[START PROVIDED MATERIAL]
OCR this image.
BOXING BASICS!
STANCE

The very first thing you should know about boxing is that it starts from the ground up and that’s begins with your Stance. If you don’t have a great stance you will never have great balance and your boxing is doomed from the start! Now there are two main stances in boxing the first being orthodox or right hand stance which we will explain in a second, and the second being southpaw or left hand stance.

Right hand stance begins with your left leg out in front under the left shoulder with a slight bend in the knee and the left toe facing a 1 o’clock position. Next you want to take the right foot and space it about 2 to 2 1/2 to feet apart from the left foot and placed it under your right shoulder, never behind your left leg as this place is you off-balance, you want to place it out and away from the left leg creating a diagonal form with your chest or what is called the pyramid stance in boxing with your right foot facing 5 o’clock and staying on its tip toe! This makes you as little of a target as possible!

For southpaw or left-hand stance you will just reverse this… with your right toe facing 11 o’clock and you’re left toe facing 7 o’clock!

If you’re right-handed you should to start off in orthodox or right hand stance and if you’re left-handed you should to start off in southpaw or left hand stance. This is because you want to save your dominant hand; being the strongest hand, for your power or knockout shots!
[END PROVIDED MATERIAL]
● EXERCISE DETAILS:
Give an exact repetition of all the material.

● RESULT FOR THIS EXERCISE:
OCR this image.
BOXING BASICS!
STANCE

The very first thing you should know about boxing is that it starts from the ground up and that’s begins with your Stance. If you don’t have a great stance you will never have great balance and your boxing is doomed from the start! Now there are two main stances in boxing the first being orthodox or right hand stance which we will explain in a second, and the second being southpaw or left hand stance.

Right hand stance begins with your left leg out in front under the left shoulder with a slight bend in the knee and the left toe facing a 1 o’clock position. Next you want to take the right foot and space it about 2 to 2 1/2 to feet apart from the left foot and placed it under your right shoulder, never behind your left leg as this place is you off-balance, you want to place it out and away from the left leg creating a diagonal form with your chest or what is called the pyramid stance in boxing with your right foot facing 5 o’clock and staying on its tip toe! This makes you as little of a target as possible!

For southpaw or left-hand stance you will just reverse this… with your right toe facing 11 o’clock and you’re left toe facing 7 o’clock!

If you’re right-handed you should to start off in orthodox or right hand stance and if you’re left-handed you should to start off in southpaw or left hand stance. This is because you want to save your dominant hand; being the strongest hand, for your power or knockout shots!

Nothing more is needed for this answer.